## DIRECTION
Give only the number of lines that include the string "here".

□ □ □ □

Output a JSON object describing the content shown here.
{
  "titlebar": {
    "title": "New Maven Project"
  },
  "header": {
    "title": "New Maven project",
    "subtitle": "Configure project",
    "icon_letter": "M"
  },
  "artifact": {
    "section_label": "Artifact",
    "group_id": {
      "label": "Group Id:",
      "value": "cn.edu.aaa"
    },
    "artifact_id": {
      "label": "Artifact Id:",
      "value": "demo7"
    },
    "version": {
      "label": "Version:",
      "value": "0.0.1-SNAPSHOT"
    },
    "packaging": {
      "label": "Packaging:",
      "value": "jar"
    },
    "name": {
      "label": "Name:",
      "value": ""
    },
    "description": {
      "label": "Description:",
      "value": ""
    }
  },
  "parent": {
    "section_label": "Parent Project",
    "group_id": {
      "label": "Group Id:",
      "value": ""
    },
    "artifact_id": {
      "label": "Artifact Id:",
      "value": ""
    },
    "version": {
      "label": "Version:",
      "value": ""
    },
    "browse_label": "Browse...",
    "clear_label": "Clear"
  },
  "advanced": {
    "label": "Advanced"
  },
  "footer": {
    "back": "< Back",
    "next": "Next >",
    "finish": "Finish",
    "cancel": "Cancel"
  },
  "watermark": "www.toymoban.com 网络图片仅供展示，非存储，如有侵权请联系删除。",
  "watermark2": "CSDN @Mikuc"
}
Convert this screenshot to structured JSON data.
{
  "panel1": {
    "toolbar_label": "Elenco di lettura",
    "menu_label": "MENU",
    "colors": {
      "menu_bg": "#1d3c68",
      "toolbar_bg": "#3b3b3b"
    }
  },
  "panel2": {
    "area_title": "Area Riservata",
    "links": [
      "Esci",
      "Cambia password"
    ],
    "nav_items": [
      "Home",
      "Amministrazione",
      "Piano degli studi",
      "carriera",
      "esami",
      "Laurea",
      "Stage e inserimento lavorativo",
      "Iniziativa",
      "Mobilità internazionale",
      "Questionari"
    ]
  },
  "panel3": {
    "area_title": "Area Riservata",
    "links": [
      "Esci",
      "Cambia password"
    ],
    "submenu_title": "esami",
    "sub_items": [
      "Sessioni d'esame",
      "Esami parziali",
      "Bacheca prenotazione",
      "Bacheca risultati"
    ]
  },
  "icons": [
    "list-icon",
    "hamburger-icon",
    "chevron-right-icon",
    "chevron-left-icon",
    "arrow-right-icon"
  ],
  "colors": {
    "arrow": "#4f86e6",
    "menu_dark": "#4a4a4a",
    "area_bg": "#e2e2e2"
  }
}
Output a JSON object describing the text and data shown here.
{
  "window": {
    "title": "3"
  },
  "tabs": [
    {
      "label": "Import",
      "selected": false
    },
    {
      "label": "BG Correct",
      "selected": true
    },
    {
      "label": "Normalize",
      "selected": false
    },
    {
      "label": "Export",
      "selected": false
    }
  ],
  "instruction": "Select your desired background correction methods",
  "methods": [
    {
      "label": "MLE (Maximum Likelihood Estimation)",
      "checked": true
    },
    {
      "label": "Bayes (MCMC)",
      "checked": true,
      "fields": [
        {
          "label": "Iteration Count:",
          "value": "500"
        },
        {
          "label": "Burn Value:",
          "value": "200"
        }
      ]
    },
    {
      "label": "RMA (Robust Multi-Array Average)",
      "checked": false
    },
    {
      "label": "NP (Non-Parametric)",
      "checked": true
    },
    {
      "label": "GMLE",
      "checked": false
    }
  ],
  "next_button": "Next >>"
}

□ □ □ □

## RESPONSE TO THIS EXERCISE
2